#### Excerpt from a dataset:
* Start *

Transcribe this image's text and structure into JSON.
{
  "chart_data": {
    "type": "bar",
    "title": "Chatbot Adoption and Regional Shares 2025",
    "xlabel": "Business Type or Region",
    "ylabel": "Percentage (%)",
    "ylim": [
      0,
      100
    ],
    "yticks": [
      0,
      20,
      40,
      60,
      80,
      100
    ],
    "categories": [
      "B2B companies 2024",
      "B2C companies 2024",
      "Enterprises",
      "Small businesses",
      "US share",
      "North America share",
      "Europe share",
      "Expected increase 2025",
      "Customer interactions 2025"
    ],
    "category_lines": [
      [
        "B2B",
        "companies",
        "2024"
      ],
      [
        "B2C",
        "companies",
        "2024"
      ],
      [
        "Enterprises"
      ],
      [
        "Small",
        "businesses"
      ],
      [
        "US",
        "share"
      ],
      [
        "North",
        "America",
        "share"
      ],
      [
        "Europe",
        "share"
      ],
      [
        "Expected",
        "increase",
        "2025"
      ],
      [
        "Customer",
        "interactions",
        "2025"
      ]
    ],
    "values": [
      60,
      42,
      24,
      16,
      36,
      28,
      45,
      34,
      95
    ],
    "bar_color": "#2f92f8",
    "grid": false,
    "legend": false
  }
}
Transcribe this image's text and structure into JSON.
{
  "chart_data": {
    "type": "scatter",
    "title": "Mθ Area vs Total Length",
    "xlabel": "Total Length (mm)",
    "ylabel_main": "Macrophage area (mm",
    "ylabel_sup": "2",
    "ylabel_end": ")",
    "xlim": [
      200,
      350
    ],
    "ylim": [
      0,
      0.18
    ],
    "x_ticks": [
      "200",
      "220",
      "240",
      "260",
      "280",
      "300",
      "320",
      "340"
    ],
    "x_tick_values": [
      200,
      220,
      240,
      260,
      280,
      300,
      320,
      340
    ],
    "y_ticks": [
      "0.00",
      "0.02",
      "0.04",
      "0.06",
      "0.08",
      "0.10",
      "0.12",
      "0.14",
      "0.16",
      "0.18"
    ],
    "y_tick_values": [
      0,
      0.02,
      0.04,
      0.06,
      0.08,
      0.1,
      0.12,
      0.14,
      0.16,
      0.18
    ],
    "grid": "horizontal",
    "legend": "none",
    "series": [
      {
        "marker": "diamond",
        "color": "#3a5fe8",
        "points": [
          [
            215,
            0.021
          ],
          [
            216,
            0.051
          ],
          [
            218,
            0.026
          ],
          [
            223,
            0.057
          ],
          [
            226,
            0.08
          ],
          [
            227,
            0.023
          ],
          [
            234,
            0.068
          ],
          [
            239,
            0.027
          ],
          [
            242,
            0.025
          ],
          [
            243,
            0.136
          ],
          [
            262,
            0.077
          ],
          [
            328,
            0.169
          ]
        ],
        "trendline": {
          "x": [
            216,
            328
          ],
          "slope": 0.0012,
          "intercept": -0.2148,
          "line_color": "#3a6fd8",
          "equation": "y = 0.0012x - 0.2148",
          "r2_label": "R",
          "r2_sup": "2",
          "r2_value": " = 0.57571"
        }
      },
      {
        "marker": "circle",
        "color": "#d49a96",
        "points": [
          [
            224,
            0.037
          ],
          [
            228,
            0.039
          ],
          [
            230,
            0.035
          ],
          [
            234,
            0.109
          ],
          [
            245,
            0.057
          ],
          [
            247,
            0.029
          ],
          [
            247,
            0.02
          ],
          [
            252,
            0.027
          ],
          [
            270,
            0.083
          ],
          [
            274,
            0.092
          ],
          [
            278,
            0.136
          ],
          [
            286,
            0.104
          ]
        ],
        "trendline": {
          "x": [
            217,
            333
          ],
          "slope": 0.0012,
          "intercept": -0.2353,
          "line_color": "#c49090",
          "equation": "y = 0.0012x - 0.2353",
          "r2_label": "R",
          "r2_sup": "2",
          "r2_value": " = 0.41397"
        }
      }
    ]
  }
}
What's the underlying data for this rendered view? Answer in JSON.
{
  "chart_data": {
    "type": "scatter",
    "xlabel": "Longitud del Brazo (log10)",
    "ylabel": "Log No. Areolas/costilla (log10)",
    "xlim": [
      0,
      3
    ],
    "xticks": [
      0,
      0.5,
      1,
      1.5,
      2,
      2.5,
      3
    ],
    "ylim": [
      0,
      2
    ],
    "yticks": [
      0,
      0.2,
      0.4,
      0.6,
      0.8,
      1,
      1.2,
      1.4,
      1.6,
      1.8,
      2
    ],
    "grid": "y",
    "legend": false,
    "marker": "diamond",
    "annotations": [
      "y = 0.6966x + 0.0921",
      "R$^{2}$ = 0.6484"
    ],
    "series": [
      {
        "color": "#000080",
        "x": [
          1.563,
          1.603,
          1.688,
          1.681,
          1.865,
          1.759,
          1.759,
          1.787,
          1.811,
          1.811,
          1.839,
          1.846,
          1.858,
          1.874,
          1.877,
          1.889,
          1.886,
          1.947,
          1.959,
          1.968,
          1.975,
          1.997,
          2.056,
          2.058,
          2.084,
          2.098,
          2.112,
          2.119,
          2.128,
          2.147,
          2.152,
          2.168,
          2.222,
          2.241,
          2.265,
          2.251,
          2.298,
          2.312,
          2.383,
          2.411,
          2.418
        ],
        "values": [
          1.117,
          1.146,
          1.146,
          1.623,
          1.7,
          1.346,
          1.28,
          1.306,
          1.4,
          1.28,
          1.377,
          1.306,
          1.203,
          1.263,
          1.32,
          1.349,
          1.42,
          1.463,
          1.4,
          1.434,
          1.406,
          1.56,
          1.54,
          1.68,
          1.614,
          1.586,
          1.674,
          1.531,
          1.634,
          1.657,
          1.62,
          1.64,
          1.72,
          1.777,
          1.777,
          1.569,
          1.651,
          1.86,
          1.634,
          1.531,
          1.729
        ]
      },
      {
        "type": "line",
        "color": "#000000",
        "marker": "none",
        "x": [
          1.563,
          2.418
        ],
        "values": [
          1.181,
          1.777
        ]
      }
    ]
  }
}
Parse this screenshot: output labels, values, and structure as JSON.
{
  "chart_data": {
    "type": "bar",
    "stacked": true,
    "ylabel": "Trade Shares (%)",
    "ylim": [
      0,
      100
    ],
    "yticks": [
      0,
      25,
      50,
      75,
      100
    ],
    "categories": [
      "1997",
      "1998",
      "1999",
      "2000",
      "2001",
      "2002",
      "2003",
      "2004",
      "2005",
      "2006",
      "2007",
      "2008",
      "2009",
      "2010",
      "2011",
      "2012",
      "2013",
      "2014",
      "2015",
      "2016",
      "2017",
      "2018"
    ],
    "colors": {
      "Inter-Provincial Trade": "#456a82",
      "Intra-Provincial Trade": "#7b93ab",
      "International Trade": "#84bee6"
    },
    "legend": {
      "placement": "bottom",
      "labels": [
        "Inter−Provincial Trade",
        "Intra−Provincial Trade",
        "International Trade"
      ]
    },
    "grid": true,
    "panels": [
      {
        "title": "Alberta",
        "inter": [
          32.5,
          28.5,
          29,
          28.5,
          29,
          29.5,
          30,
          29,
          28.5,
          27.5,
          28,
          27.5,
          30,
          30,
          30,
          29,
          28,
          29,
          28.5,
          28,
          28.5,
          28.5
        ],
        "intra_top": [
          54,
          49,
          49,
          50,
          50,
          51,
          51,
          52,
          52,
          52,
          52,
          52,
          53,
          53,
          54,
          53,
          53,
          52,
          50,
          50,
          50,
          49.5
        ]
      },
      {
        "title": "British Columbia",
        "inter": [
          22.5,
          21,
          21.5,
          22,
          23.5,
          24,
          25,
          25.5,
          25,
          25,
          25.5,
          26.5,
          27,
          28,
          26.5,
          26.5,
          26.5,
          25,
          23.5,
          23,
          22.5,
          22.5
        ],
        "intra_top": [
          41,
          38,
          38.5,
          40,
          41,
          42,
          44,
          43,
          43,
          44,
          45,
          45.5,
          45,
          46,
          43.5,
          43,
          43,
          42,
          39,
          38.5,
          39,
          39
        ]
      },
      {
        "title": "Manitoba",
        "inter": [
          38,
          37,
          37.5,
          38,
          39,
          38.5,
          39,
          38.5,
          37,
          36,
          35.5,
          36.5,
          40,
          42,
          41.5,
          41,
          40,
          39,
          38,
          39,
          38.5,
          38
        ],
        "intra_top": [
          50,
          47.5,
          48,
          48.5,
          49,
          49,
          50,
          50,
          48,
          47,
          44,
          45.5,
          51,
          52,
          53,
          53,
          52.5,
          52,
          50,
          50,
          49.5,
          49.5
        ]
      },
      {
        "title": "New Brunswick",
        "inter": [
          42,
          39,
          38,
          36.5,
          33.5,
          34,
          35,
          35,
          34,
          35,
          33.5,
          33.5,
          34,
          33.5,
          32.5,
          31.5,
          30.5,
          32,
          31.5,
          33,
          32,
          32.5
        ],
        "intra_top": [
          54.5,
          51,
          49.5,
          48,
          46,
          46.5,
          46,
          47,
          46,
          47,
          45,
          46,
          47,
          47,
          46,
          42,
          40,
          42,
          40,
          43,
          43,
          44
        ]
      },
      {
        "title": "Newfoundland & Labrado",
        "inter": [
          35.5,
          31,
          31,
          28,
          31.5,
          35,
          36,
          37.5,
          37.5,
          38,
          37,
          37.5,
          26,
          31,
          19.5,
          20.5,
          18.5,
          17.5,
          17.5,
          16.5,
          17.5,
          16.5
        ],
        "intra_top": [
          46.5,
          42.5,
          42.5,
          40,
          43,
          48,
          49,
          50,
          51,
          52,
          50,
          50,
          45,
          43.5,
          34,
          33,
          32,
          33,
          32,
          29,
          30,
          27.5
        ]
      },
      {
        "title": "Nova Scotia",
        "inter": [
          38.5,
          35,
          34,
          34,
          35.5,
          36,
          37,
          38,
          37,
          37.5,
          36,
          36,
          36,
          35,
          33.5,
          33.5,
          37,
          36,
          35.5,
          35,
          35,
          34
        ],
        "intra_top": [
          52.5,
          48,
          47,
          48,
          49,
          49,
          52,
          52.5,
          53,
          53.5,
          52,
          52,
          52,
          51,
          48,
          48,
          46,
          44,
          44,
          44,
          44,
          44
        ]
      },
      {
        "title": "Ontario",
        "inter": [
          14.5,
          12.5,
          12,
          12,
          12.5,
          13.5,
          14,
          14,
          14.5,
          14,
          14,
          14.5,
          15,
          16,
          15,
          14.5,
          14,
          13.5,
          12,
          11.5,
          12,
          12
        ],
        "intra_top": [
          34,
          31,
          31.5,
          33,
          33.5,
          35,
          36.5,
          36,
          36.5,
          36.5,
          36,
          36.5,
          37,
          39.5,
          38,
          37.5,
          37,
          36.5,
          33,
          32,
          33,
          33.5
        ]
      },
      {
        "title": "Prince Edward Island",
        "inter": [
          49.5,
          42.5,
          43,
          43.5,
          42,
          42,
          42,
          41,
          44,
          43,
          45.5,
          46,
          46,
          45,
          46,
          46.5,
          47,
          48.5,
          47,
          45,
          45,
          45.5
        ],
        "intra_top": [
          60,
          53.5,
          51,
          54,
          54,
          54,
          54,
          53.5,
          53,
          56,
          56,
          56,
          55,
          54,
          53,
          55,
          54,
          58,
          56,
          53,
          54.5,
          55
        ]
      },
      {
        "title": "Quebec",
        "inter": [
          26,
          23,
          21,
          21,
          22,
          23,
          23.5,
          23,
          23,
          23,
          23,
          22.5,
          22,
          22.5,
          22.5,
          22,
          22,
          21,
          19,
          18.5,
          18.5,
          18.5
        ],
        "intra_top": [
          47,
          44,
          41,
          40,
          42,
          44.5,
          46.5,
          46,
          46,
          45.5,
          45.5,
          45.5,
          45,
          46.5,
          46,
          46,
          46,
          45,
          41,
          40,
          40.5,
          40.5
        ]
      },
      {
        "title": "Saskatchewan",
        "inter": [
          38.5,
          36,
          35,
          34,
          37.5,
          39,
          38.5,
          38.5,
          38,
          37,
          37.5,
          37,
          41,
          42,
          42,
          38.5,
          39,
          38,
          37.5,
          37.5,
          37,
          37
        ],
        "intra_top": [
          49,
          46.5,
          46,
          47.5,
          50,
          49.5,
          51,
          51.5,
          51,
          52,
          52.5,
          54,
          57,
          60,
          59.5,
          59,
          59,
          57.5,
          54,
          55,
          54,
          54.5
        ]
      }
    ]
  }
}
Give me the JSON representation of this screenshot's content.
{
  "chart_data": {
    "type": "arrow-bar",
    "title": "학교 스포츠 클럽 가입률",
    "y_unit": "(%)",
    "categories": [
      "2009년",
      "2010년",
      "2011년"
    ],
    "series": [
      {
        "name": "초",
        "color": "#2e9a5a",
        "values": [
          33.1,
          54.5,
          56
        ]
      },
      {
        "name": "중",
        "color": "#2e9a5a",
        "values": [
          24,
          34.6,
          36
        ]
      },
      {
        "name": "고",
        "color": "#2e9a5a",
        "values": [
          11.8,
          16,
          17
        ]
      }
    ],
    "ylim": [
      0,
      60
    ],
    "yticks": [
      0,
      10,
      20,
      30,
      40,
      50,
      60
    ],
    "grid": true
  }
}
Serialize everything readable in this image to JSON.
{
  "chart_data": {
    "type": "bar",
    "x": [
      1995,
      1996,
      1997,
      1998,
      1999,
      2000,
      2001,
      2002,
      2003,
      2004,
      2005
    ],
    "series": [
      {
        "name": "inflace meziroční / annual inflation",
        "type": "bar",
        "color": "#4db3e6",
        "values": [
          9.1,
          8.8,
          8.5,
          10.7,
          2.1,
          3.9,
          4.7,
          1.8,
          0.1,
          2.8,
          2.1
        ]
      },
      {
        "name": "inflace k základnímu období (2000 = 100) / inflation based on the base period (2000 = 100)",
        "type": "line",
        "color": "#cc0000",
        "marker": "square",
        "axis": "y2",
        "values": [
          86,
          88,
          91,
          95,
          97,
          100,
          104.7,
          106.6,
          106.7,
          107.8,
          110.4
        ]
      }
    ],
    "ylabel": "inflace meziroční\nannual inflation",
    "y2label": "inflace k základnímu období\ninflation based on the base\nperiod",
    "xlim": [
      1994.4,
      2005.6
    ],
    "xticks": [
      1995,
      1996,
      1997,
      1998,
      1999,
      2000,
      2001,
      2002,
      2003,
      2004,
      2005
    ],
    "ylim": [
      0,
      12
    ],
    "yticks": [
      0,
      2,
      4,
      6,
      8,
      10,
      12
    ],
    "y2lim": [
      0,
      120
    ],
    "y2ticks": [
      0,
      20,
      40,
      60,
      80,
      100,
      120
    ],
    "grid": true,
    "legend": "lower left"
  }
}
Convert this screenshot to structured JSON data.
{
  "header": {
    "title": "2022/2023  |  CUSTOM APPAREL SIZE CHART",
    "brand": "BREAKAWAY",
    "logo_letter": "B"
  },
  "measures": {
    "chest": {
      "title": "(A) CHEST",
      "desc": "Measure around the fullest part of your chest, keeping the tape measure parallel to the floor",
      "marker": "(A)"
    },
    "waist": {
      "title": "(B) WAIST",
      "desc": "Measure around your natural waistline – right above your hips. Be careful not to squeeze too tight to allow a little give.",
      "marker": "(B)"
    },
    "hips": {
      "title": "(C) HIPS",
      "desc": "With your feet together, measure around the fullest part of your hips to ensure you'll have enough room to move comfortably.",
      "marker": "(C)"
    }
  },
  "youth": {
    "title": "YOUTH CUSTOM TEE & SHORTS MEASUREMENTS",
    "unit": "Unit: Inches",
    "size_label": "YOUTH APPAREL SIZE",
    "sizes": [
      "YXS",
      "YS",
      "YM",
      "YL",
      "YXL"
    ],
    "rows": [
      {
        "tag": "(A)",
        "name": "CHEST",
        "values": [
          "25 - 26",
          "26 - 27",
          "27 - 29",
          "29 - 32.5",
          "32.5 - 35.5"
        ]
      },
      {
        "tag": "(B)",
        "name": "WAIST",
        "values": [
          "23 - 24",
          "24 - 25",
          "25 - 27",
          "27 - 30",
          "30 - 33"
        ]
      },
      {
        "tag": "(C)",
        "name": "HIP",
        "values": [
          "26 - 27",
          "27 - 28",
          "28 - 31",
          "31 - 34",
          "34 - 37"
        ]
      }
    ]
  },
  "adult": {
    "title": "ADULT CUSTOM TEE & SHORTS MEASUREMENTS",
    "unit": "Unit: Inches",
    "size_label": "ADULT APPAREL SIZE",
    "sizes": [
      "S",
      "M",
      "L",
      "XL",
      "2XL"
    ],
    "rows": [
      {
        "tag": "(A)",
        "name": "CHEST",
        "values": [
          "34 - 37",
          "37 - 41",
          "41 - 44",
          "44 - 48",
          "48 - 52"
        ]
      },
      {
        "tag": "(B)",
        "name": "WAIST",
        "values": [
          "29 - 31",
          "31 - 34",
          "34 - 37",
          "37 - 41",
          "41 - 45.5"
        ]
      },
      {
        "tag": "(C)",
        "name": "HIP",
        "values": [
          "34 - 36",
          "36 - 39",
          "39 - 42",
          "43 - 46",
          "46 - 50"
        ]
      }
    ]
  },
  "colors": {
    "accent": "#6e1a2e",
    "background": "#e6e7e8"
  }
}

* End *

#### Objective:
Look through the listing above and count the lines where the string "false" appears. Report the number only.

#### Task response:
3